== BRIEF ==
Every line below must be reproduced exactly. Copy them all.

################

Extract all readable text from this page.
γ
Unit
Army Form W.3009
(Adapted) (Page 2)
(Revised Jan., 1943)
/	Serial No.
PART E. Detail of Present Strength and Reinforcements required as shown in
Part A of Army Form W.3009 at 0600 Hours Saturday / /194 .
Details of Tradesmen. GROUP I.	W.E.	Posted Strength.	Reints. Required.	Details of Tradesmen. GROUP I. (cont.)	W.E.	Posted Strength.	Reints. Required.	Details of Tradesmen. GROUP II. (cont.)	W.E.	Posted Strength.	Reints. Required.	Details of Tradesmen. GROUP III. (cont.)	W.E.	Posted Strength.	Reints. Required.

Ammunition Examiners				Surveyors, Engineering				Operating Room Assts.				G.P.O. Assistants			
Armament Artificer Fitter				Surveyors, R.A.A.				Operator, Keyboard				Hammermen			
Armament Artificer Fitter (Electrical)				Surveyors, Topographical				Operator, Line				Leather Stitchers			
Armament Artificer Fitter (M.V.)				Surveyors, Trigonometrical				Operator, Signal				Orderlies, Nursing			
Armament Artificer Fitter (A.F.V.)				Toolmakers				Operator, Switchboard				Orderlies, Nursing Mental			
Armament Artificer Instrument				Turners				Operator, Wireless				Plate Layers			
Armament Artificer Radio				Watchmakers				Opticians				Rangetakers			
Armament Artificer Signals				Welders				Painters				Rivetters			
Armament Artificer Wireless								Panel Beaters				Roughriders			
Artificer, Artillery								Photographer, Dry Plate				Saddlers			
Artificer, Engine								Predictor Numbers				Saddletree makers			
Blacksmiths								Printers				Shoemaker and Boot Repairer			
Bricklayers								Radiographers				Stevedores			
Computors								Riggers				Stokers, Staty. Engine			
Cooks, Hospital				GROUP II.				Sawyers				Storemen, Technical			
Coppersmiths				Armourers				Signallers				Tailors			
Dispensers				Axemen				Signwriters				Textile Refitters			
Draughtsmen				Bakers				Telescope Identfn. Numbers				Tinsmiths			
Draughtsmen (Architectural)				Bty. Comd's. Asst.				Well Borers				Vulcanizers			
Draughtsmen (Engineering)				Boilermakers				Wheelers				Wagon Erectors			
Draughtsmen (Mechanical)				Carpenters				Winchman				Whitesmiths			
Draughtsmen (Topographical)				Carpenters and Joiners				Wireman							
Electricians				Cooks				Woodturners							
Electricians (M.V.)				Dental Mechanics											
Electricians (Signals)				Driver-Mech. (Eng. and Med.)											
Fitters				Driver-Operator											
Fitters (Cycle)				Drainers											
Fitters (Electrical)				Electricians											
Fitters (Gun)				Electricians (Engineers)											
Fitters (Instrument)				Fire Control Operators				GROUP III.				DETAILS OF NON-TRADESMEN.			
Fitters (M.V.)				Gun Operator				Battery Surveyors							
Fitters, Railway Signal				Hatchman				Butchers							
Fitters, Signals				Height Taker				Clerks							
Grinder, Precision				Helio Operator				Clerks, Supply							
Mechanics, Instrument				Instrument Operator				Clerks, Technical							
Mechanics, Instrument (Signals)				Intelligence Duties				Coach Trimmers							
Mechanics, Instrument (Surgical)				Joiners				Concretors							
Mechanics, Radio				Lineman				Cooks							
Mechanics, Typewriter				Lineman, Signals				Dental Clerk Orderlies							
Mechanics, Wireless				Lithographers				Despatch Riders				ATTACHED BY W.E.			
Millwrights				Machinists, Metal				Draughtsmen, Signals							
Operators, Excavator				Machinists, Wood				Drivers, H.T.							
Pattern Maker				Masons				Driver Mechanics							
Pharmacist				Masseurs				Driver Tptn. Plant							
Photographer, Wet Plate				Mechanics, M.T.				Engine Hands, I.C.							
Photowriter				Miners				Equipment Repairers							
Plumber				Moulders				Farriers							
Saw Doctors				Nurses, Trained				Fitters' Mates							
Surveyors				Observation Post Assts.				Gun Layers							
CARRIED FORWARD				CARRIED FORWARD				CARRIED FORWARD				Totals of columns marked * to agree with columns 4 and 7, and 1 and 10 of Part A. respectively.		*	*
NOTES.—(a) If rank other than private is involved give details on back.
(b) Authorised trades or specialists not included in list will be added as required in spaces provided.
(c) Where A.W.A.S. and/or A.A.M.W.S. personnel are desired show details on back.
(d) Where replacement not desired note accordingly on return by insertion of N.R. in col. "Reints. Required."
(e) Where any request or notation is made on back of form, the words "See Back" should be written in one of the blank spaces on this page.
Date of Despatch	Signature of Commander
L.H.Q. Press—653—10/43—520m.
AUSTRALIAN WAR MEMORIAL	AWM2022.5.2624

################

== WRITTEN SOLUTION ==
Extract all readable text from this page.
γ
Unit
Army Form W.3009
(Adapted) (Page 2)
(Revised Jan., 1943)
/	Serial No.
PART E. Detail of Present Strength and Reinforcements required as shown in
Part A of Army Form W.3009 at 0600 Hours Saturday / /194 .
Details of Tradesmen. GROUP I.	W.E.	Posted Strength.	Reints. Required.	Details of Tradesmen. GROUP I. (cont.)	W.E.	Posted Strength.	Reints. Required.	Details of Tradesmen. GROUP II. (cont.)	W.E.	Posted Strength.	Reints. Required.	Details of Tradesmen. GROUP III. (cont.)	W.E.	Posted Strength.	Reints. Required.

Ammunition Examiners				Surveyors, Engineering				Operating Room Assts.				G.P.O. Assistants			
Armament Artificer Fitter				Surveyors, R.A.A.				Operator, Keyboard				Hammermen			
Armament Artificer Fitter (Electrical)				Surveyors, Topographical				Operator, Line				Leather Stitchers			
Armament Artificer Fitter (M.V.)				Surveyors, Trigonometrical				Operator, Signal				Orderlies, Nursing			
Armament Artificer Fitter (A.F.V.)				Toolmakers				Operator, Switchboard				Orderlies, Nursing Mental			
Armament Artificer Instrument				Turners				Operator, Wireless				Plate Layers			
Armament Artificer Radio				Watchmakers				Opticians				Rangetakers			
Armament Artificer Signals				Welders				Painters				Rivetters			
Armament Artificer Wireless								Panel Beaters				Roughriders			
Artificer, Artillery								Photographer, Dry Plate				Saddlers			
Artificer, Engine								Predictor Numbers				Saddletree makers			
Blacksmiths								Printers				Shoemaker and Boot Repairer			
Bricklayers								Radiographers				Stevedores			
Computors								Riggers				Stokers, Staty. Engine			
Cooks, Hospital				GROUP II.				Sawyers				Storemen, Technical			
Coppersmiths				Armourers				Signallers				Tailors			
Dispensers				Axemen				Signwriters				Textile Refitters			
Draughtsmen				Bakers				Telescope Identfn. Numbers				Tinsmiths			
Draughtsmen (Architectural)				Bty. Comd's. Asst.				Well Borers				Vulcanizers			
Draughtsmen (Engineering)				Boilermakers				Wheelers				Wagon Erectors			
Draughtsmen (Mechanical)				Carpenters				Winchman				Whitesmiths			
Draughtsmen (Topographical)				Carpenters and Joiners				Wireman							
Electricians				Cooks				Woodturners							
Electricians (M.V.)				Dental Mechanics											
Electricians (Signals)				Driver-Mech. (Eng. and Med.)											
Fitters				Driver-Operator											
Fitters (Cycle)				Drainers											
Fitters (Electrical)				Electricians											
Fitters (Gun)				Electricians (Engineers)											
Fitters (Instrument)				Fire Control Operators				GROUP III.				DETAILS OF NON-TRADESMEN.			
Fitters (M.V.)				Gun Operator				Battery Surveyors							
Fitters, Railway Signal				Hatchman				Butchers							
Fitters, Signals				Height Taker				Clerks							
Grinder, Precision				Helio Operator				Clerks, Supply							
Mechanics, Instrument				Instrument Operator				Clerks, Technical							
Mechanics, Instrument (Signals)				Intelligence Duties				Coach Trimmers							
Mechanics, Instrument (Surgical)				Joiners				Concretors							
Mechanics, Radio				Lineman				Cooks							
Mechanics, Typewriter				Lineman, Signals				Dental Clerk Orderlies							
Mechanics, Wireless				Lithographers				Despatch Riders				ATTACHED BY W.E.			
Millwrights				Machinists, Metal				Draughtsmen, Signals							
Operators, Excavator				Machinists, Wood				Drivers, H.T.							
Pattern Maker				Masons				Driver Mechanics							
Pharmacist				Masseurs				Driver Tptn. Plant							
Photographer, Wet Plate				Mechanics, M.T.				Engine Hands, I.C.							
Photowriter				Miners				Equipment Repairers							
Plumber				Moulders				Farriers							
Saw Doctors				Nurses, Trained				Fitters' Mates							
Surveyors				Observation Post Assts.				Gun Layers							
CARRIED FORWARD				CARRIED FORWARD				CARRIED FORWARD				Totals of columns marked * to agree with columns 4 and 7, and 1 and 10 of Part A. respectively.		*	*
NOTES.—(a) If rank other than private is involved give details on back.
(b) Authorised trades or specialists not included in list will be added as required in spaces provided.
(c) Where A.W.A.S. and/or A.A.M.W.S. personnel are desired show details on back.
(d) Where replacement not desired note accordingly on return by insertion of N.R. in col. "Reints. Required."
(e) Where any request or notation is made on back of form, the words "See Back" should be written in one of the blank spaces on this page.
Date of Despatch	Signature of Commander
L.H.Q. Press—653—10/43—520m.
AUSTRALIAN WAR MEMORIAL	AWM2022.5.2624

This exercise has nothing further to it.